Recorded data:

begin

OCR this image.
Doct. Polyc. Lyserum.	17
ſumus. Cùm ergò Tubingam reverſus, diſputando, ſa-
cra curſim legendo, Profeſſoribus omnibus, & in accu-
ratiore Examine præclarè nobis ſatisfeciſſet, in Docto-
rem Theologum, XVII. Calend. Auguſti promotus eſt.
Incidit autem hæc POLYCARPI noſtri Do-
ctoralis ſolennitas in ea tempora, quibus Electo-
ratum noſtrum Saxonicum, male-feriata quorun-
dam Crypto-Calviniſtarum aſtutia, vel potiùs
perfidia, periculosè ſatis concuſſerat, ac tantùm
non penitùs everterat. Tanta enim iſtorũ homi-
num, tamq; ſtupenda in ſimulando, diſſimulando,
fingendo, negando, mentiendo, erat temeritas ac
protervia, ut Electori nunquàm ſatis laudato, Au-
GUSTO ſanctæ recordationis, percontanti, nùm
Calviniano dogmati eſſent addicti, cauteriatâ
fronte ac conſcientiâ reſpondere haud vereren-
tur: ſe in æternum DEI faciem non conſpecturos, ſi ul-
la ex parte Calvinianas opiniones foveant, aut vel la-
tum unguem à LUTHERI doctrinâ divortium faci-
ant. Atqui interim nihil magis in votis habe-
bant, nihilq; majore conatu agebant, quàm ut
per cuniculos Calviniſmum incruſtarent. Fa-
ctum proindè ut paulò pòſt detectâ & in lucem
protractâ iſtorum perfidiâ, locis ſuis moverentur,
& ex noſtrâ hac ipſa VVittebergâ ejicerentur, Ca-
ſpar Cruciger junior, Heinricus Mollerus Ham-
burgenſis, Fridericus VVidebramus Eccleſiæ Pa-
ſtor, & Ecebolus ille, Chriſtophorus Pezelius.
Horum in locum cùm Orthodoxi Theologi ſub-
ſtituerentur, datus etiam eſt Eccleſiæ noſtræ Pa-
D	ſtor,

end

# TASK TO COMPLETE
Every line above should be printed again exactly as it stands.

# OUTPUT OF THE EXERCISE
OCR this image.
Doct. Polyc. Lyserum.	17
ſumus. Cùm ergò Tubingam reverſus, diſputando, ſa-
cra curſim legendo, Profeſſoribus omnibus, & in accu-
ratiore Examine præclarè nobis ſatisfeciſſet, in Docto-
rem Theologum, XVII. Calend. Auguſti promotus eſt.
Incidit autem hæc POLYCARPI noſtri Do-
ctoralis ſolennitas in ea tempora, quibus Electo-
ratum noſtrum Saxonicum, male-feriata quorun-
dam Crypto-Calviniſtarum aſtutia, vel potiùs
perfidia, periculosè ſatis concuſſerat, ac tantùm
non penitùs everterat. Tanta enim iſtorũ homi-
num, tamq; ſtupenda in ſimulando, diſſimulando,
fingendo, negando, mentiendo, erat temeritas ac
protervia, ut Electori nunquàm ſatis laudato, Au-
GUSTO ſanctæ recordationis, percontanti, nùm
Calviniano dogmati eſſent addicti, cauteriatâ
fronte ac conſcientiâ reſpondere haud vereren-
tur: ſe in æternum DEI faciem non conſpecturos, ſi ul-
la ex parte Calvinianas opiniones foveant, aut vel la-
tum unguem à LUTHERI doctrinâ divortium faci-
ant. Atqui interim nihil magis in votis habe-
bant, nihilq; majore conatu agebant, quàm ut
per cuniculos Calviniſmum incruſtarent. Fa-
ctum proindè ut paulò pòſt detectâ & in lucem
protractâ iſtorum perfidiâ, locis ſuis moverentur,
& ex noſtrâ hac ipſa VVittebergâ ejicerentur, Ca-
ſpar Cruciger junior, Heinricus Mollerus Ham-
burgenſis, Fridericus VVidebramus Eccleſiæ Pa-
ſtor, & Ecebolus ille, Chriſtophorus Pezelius.
Horum in locum cùm Orthodoxi Theologi ſub-
ſtituerentur, datus etiam eſt Eccleſiæ noſtræ Pa-
D	ſtor,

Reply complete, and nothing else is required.